- _To do_
Collect every line below that contains the word "Skew".

Excerpts from a figure dataset:
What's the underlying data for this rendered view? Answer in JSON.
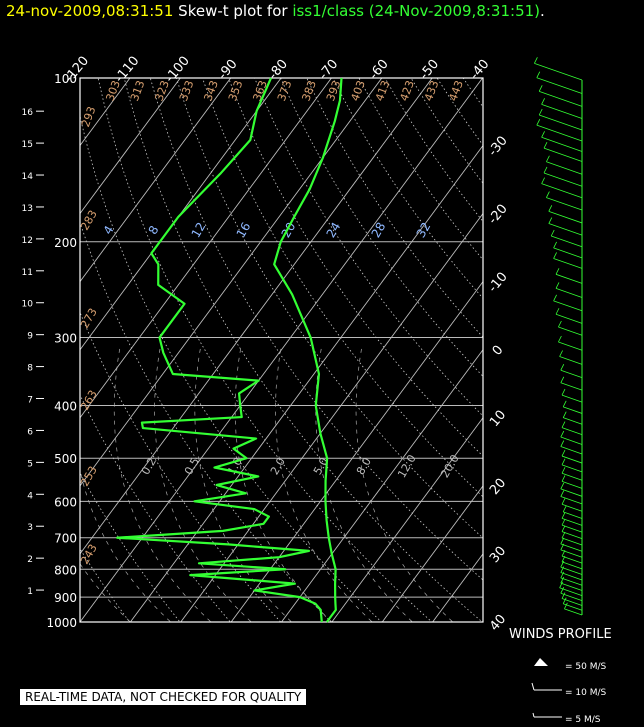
{
  "header": {
    "timestamp": "24-nov-2009,08:31:51",
    "prefix": "Skew-t plot for",
    "station": "iss1/class",
    "paren": "(24-Nov-2009,8:31:51)",
    "end": "."
  },
  "chart_data": {
    "type": "line",
    "title": "Skew-t plot for iss1/class (24-Nov-2009,8:31:51)",
    "pressure_ticks": [
      100,
      200,
      300,
      400,
      500,
      600,
      700,
      800,
      900,
      1000
    ],
    "height_ticks_km": [
      1,
      2,
      3,
      4,
      5,
      6,
      7,
      8,
      9,
      10,
      11,
      12,
      13,
      14,
      15,
      16
    ],
    "temperature_ticks_top": [
      -120,
      -110,
      -100,
      -90,
      -80,
      -70,
      -60,
      -50,
      -40
    ],
    "temperature_ticks_right": [
      -30,
      -20,
      -10,
      0,
      10,
      20,
      30,
      40
    ],
    "theta_labels": [
      293,
      303,
      313,
      323,
      333,
      343,
      353,
      363,
      373,
      383,
      393,
      403,
      413,
      423,
      433,
      443
    ],
    "dry_adiabat_labels": [
      283,
      273,
      263,
      253,
      243
    ],
    "mixing_ratio_labels_upper": [
      4,
      8,
      12,
      16,
      20,
      24,
      28,
      32
    ],
    "mixing_ratio_labels_lower": [
      "0.2",
      "0.5",
      "1.0",
      "2.0",
      "5.0",
      "8.0",
      "12.0",
      "20.0"
    ],
    "series": [
      {
        "name": "temperature",
        "color": "#33ff33",
        "points": [
          [
            1000,
            9
          ],
          [
            950,
            9
          ],
          [
            925,
            8
          ],
          [
            900,
            7
          ],
          [
            850,
            5
          ],
          [
            800,
            3
          ],
          [
            750,
            0
          ],
          [
            700,
            -3
          ],
          [
            650,
            -6
          ],
          [
            600,
            -9
          ],
          [
            550,
            -12
          ],
          [
            500,
            -15
          ],
          [
            450,
            -20
          ],
          [
            400,
            -25
          ],
          [
            350,
            -29
          ],
          [
            300,
            -36
          ],
          [
            250,
            -46
          ],
          [
            220,
            -54
          ],
          [
            200,
            -56
          ],
          [
            180,
            -57
          ],
          [
            160,
            -58
          ],
          [
            140,
            -60
          ],
          [
            120,
            -63
          ],
          [
            110,
            -65
          ],
          [
            100,
            -68
          ]
        ]
      },
      {
        "name": "dewpoint",
        "color": "#33ff33",
        "points": [
          [
            1000,
            8
          ],
          [
            950,
            6
          ],
          [
            925,
            4
          ],
          [
            900,
            0
          ],
          [
            875,
            -10
          ],
          [
            850,
            -3
          ],
          [
            820,
            -25
          ],
          [
            800,
            -7
          ],
          [
            780,
            -25
          ],
          [
            760,
            -10
          ],
          [
            740,
            -5
          ],
          [
            720,
            -22
          ],
          [
            700,
            -45
          ],
          [
            680,
            -25
          ],
          [
            660,
            -18
          ],
          [
            640,
            -18
          ],
          [
            620,
            -22
          ],
          [
            600,
            -35
          ],
          [
            580,
            -26
          ],
          [
            560,
            -33
          ],
          [
            540,
            -26
          ],
          [
            520,
            -36
          ],
          [
            500,
            -31
          ],
          [
            480,
            -35
          ],
          [
            460,
            -32
          ],
          [
            440,
            -56
          ],
          [
            430,
            -57
          ],
          [
            420,
            -38
          ],
          [
            400,
            -40
          ],
          [
            380,
            -42
          ],
          [
            360,
            -40
          ],
          [
            350,
            -58
          ],
          [
            320,
            -63
          ],
          [
            300,
            -66
          ],
          [
            260,
            -66
          ],
          [
            240,
            -74
          ],
          [
            220,
            -77
          ],
          [
            210,
            -80
          ],
          [
            200,
            -80
          ],
          [
            180,
            -80
          ],
          [
            150,
            -78
          ],
          [
            130,
            -77
          ],
          [
            115,
            -80
          ],
          [
            100,
            -82
          ]
        ]
      }
    ],
    "axis_ranges": {
      "temperature_bottom": [
        -40,
        40
      ],
      "pressure": [
        100,
        1000
      ]
    },
    "pressure_scale": "log",
    "grid": true
  },
  "winds": {
    "title": "WINDS PROFILE",
    "legend": [
      "= 50 M/S",
      "= 10 M/S",
      "= 5 M/S"
    ],
    "barbs": [
      [
        100,
        28
      ],
      [
        106,
        26
      ],
      [
        112,
        24
      ],
      [
        118,
        22
      ],
      [
        124,
        24
      ],
      [
        130,
        26
      ],
      [
        136,
        22
      ],
      [
        142,
        20
      ],
      [
        150,
        18
      ],
      [
        158,
        20
      ],
      [
        166,
        22
      ],
      [
        175,
        18
      ],
      [
        185,
        16
      ],
      [
        195,
        16
      ],
      [
        205,
        14
      ],
      [
        215,
        12
      ],
      [
        225,
        12
      ],
      [
        240,
        10
      ],
      [
        255,
        10
      ],
      [
        270,
        12
      ],
      [
        285,
        10
      ],
      [
        300,
        8
      ],
      [
        320,
        8
      ],
      [
        340,
        7
      ],
      [
        360,
        6
      ],
      [
        380,
        6
      ],
      [
        400,
        5
      ],
      [
        420,
        4
      ],
      [
        440,
        4
      ],
      [
        460,
        5
      ],
      [
        480,
        6
      ],
      [
        500,
        6
      ],
      [
        520,
        5
      ],
      [
        540,
        5
      ],
      [
        560,
        5
      ],
      [
        580,
        5
      ],
      [
        600,
        6
      ],
      [
        620,
        6
      ],
      [
        640,
        5
      ],
      [
        660,
        4
      ],
      [
        680,
        5
      ],
      [
        700,
        5
      ],
      [
        720,
        5
      ],
      [
        740,
        5
      ],
      [
        760,
        6
      ],
      [
        780,
        6
      ],
      [
        800,
        5
      ],
      [
        820,
        5
      ],
      [
        840,
        6
      ],
      [
        860,
        6
      ],
      [
        880,
        6
      ],
      [
        900,
        6
      ],
      [
        920,
        7
      ],
      [
        940,
        6
      ],
      [
        960,
        5
      ],
      [
        980,
        4
      ],
      [
        1000,
        3
      ]
    ]
  },
  "footer": {
    "disclaimer": "REAL-TIME DATA, NOT CHECKED FOR QUALITY"
  }
}
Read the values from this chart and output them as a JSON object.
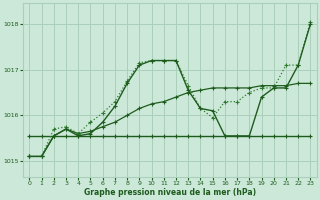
{
  "title": "Graphe pression niveau de la mer (hPa)",
  "background_color": "#cce8d8",
  "grid_color": "#aacfba",
  "line_color_dark": "#1e5c1e",
  "line_color_dotted": "#2e7a2e",
  "ylim": [
    1014.65,
    1018.45
  ],
  "yticks": [
    1015,
    1016,
    1017,
    1018
  ],
  "xlim": [
    -0.5,
    23.5
  ],
  "xticks": [
    0,
    1,
    2,
    3,
    4,
    5,
    6,
    7,
    8,
    9,
    10,
    11,
    12,
    13,
    14,
    15,
    16,
    17,
    18,
    19,
    20,
    21,
    22,
    23
  ],
  "series_dotted_x": [
    0,
    1,
    2,
    3,
    4,
    5,
    6,
    7,
    8,
    9,
    10,
    11,
    12,
    13,
    14,
    15,
    16,
    17,
    18,
    19,
    20,
    21,
    22,
    23
  ],
  "series_dotted_y": [
    1015.1,
    1015.1,
    1015.7,
    1015.75,
    1015.6,
    1015.85,
    1016.05,
    1016.3,
    1016.75,
    1017.15,
    1017.2,
    1017.2,
    1017.2,
    1016.65,
    1016.15,
    1015.95,
    1016.3,
    1016.3,
    1016.5,
    1016.6,
    1016.6,
    1017.1,
    1017.1,
    1018.05
  ],
  "series_flat_x": [
    0,
    1,
    2,
    3,
    4,
    5,
    6,
    7,
    8,
    9,
    10,
    11,
    12,
    13,
    14,
    15,
    16,
    17,
    18,
    19,
    20,
    21,
    22,
    23
  ],
  "series_flat_y": [
    1015.55,
    1015.55,
    1015.55,
    1015.55,
    1015.55,
    1015.55,
    1015.55,
    1015.55,
    1015.55,
    1015.55,
    1015.55,
    1015.55,
    1015.55,
    1015.55,
    1015.55,
    1015.55,
    1015.55,
    1015.55,
    1015.55,
    1015.55,
    1015.55,
    1015.55,
    1015.55,
    1015.55
  ],
  "series_diag_x": [
    0,
    1,
    2,
    3,
    4,
    5,
    6,
    7,
    8,
    9,
    10,
    11,
    12,
    13,
    14,
    15,
    16,
    17,
    18,
    19,
    20,
    21,
    22,
    23
  ],
  "series_diag_y": [
    1015.1,
    1015.1,
    1015.55,
    1015.7,
    1015.6,
    1015.65,
    1015.75,
    1015.85,
    1016.0,
    1016.15,
    1016.25,
    1016.3,
    1016.4,
    1016.5,
    1016.55,
    1016.6,
    1016.6,
    1016.6,
    1016.6,
    1016.65,
    1016.65,
    1016.65,
    1016.7,
    1016.7
  ],
  "series_solid_peak_x": [
    0,
    1,
    2,
    3,
    4,
    5,
    6,
    7,
    8,
    9,
    10,
    11,
    12,
    13,
    14,
    15,
    16,
    17,
    18,
    19,
    20,
    21,
    22,
    23
  ],
  "series_solid_peak_y": [
    1015.1,
    1015.1,
    1015.55,
    1015.7,
    1015.55,
    1015.6,
    1015.85,
    1016.2,
    1016.7,
    1017.1,
    1017.2,
    1017.2,
    1017.2,
    1016.55,
    1016.15,
    1016.1,
    1015.55,
    1015.55,
    1015.55,
    1016.4,
    1016.6,
    1016.6,
    1017.1,
    1018.0
  ]
}
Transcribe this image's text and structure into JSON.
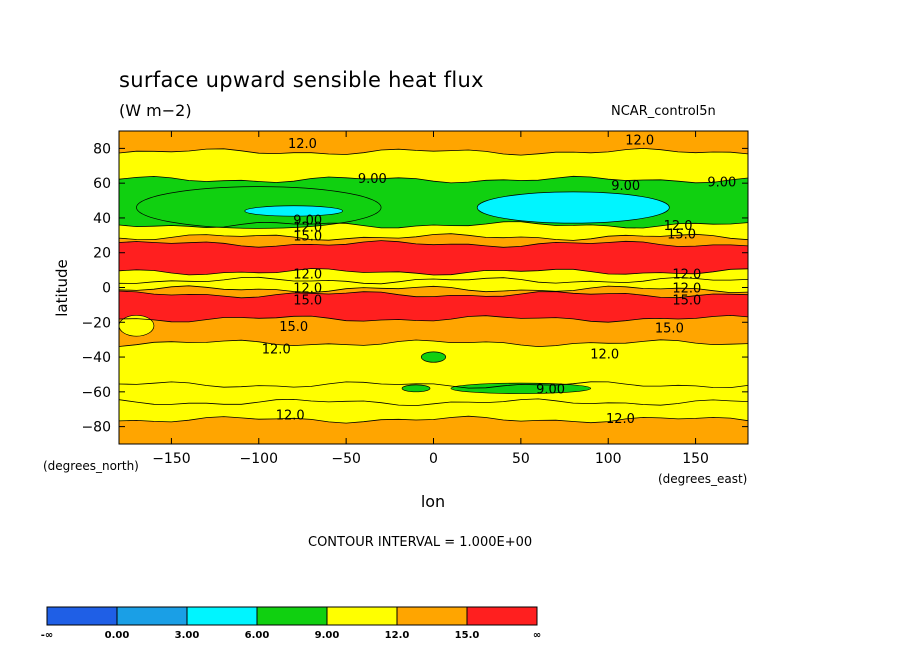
{
  "chart_data": {
    "type": "heatmap",
    "title": "surface upward sensible heat flux",
    "units": "(W m−2)",
    "dataset": "NCAR_control5n",
    "xlabel": "lon",
    "ylabel": "latitude",
    "x_axis_unit": "(degrees_east)",
    "y_axis_unit": "(degrees_north)",
    "xlim": [
      -180,
      180
    ],
    "ylim": [
      -90,
      90
    ],
    "x_ticks": [
      -150,
      -100,
      -50,
      0,
      50,
      100,
      150
    ],
    "x_tick_labels": [
      "−150",
      "−100",
      "−50",
      "0",
      "50",
      "100",
      "150"
    ],
    "y_ticks": [
      80,
      60,
      40,
      20,
      0,
      -20,
      -40,
      -60,
      -80
    ],
    "y_tick_labels": [
      "80",
      "60",
      "40",
      "20",
      "0",
      "−20",
      "−40",
      "−60",
      "−80"
    ],
    "contour_interval": "CONTOUR INTERVAL = 1.000E+00",
    "colorbar": {
      "levels": [
        "-∞",
        "0.00",
        "3.00",
        "6.00",
        "9.00",
        "12.0",
        "15.0",
        "∞"
      ],
      "colors": [
        "#1f5fe6",
        "#1a9fe6",
        "#00f5ff",
        "#10d010",
        "#ffff00",
        "#ffa500",
        "#ff1f1f"
      ]
    },
    "latitude_bands": [
      {
        "from": 90,
        "to": 78,
        "level": 5
      },
      {
        "from": 78,
        "to": 62,
        "level": 4
      },
      {
        "from": 62,
        "to": 36,
        "level": 3
      },
      {
        "from": 36,
        "to": 29,
        "level": 4
      },
      {
        "from": 29,
        "to": 25,
        "level": 5
      },
      {
        "from": 25,
        "to": 9,
        "level": 6
      },
      {
        "from": 9,
        "to": 4,
        "level": 4
      },
      {
        "from": 4,
        "to": -1,
        "level": 4
      },
      {
        "from": -1,
        "to": -4,
        "level": 5
      },
      {
        "from": -4,
        "to": -18,
        "level": 6
      },
      {
        "from": -18,
        "to": -32,
        "level": 5
      },
      {
        "from": -32,
        "to": -56,
        "level": 4
      },
      {
        "from": -56,
        "to": -66,
        "level": 4
      },
      {
        "from": -66,
        "to": -76,
        "level": 4
      },
      {
        "from": -76,
        "to": -90,
        "level": 5
      }
    ],
    "patches": [
      {
        "lon": -100,
        "lat": 46,
        "rx": 70,
        "ry": 12,
        "level": 3
      },
      {
        "lon": 80,
        "lat": 46,
        "rx": 55,
        "ry": 9,
        "level": 2
      },
      {
        "lon": -80,
        "lat": 44,
        "rx": 28,
        "ry": 3,
        "level": 2
      },
      {
        "lon": 0,
        "lat": -40,
        "rx": 7,
        "ry": 3,
        "level": 3
      },
      {
        "lon": 50,
        "lat": -58,
        "rx": 40,
        "ry": 3,
        "level": 3
      },
      {
        "lon": -10,
        "lat": -58,
        "rx": 8,
        "ry": 2,
        "level": 3
      },
      {
        "lon": -170,
        "lat": -22,
        "rx": 10,
        "ry": 6,
        "level": 4
      }
    ],
    "contour_labels": [
      {
        "text": "12.0",
        "lon": -75,
        "lat": 83
      },
      {
        "text": "12.0",
        "lon": 118,
        "lat": 85
      },
      {
        "text": "9.00",
        "lon": -35,
        "lat": 63
      },
      {
        "text": "9.00",
        "lon": 110,
        "lat": 59
      },
      {
        "text": "9.00",
        "lon": 165,
        "lat": 61
      },
      {
        "text": "9.00",
        "lon": -72,
        "lat": 39
      },
      {
        "text": "12.0",
        "lon": -72,
        "lat": 35
      },
      {
        "text": "15.0",
        "lon": -72,
        "lat": 30
      },
      {
        "text": "12.0",
        "lon": 140,
        "lat": 36
      },
      {
        "text": "15.0",
        "lon": 142,
        "lat": 31
      },
      {
        "text": "12.0",
        "lon": -72,
        "lat": 8
      },
      {
        "text": "12.0",
        "lon": 145,
        "lat": 8
      },
      {
        "text": "12.0",
        "lon": -72,
        "lat": 0
      },
      {
        "text": "12.0",
        "lon": 145,
        "lat": 0
      },
      {
        "text": "15.0",
        "lon": -72,
        "lat": -7
      },
      {
        "text": "15.0",
        "lon": 145,
        "lat": -7
      },
      {
        "text": "15.0",
        "lon": -80,
        "lat": -22
      },
      {
        "text": "15.0",
        "lon": 135,
        "lat": -23
      },
      {
        "text": "12.0",
        "lon": -90,
        "lat": -35
      },
      {
        "text": "12.0",
        "lon": 98,
        "lat": -38
      },
      {
        "text": "9.00",
        "lon": 67,
        "lat": -58
      },
      {
        "text": "12.0",
        "lon": -82,
        "lat": -73
      },
      {
        "text": "12.0",
        "lon": 107,
        "lat": -75
      }
    ]
  }
}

- _Response below_
    "prefix": "Skew-t plot for",
    "title": "Skew-t plot for iss1/class (24-Nov-2009,8:31:51)",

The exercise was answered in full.